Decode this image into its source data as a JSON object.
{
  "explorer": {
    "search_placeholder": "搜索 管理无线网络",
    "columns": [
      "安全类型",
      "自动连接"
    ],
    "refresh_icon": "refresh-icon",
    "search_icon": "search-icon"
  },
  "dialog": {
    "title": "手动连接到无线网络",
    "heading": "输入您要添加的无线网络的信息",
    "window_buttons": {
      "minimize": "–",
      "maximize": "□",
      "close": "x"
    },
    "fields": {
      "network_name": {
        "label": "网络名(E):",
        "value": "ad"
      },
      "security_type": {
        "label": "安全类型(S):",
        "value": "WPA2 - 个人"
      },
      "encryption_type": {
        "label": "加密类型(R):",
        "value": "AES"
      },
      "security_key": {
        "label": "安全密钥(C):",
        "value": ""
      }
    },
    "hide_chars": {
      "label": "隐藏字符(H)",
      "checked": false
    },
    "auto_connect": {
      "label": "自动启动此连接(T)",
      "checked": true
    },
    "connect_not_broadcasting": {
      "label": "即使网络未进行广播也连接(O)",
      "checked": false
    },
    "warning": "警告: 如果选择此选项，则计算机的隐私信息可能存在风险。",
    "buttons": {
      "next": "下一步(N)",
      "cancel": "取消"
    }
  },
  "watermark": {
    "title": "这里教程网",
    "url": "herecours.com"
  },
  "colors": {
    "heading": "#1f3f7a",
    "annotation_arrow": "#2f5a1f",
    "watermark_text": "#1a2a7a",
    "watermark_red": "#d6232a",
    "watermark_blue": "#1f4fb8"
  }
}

Task >>
Transcribe every line of the data, exactly as it stands.

Complete answer >>
Decode this image into its source data as a JSON object.
{
  "explorer": {
    "search_placeholder": "搜索 管理无线网络",
    "columns": [
      "安全类型",
      "自动连接"
    ],
    "refresh_icon": "refresh-icon",
    "search_icon": "search-icon"
  },
  "dialog": {
    "title": "手动连接到无线网络",
    "heading": "输入您要添加的无线网络的信息",
    "window_buttons": {
      "minimize": "–",
      "maximize": "□",
      "close": "x"
    },
    "fields": {
      "network_name": {
        "label": "网络名(E):",
        "value": "ad"
      },
      "security_type": {
        "label": "安全类型(S):",
        "value": "WPA2 - 个人"
      },
      "encryption_type": {
        "label": "加密类型(R):",
        "value": "AES"
      },
      "security_key": {
        "label": "安全密钥(C):",
        "value": ""
      }
    },
    "hide_chars": {
      "label": "隐藏字符(H)",
      "checked": false
    },
    "auto_connect": {
      "label": "自动启动此连接(T)",
      "checked": true
    },
    "connect_not_broadcasting": {
      "label": "即使网络未进行广播也连接(O)",
      "checked": false
    },
    "warning": "警告: 如果选择此选项，则计算机的隐私信息可能存在风险。",
    "buttons": {
      "next": "下一步(N)",
      "cancel": "取消"
    }
  },
  "watermark": {
    "title": "这里教程网",
    "url": "herecours.com"
  },
  "colors": {
    "heading": "#1f3f7a",
    "annotation_arrow": "#2f5a1f",
    "watermark_text": "#1a2a7a",
    "watermark_red": "#d6232a",
    "watermark_blue": "#1f4fb8"
  }
}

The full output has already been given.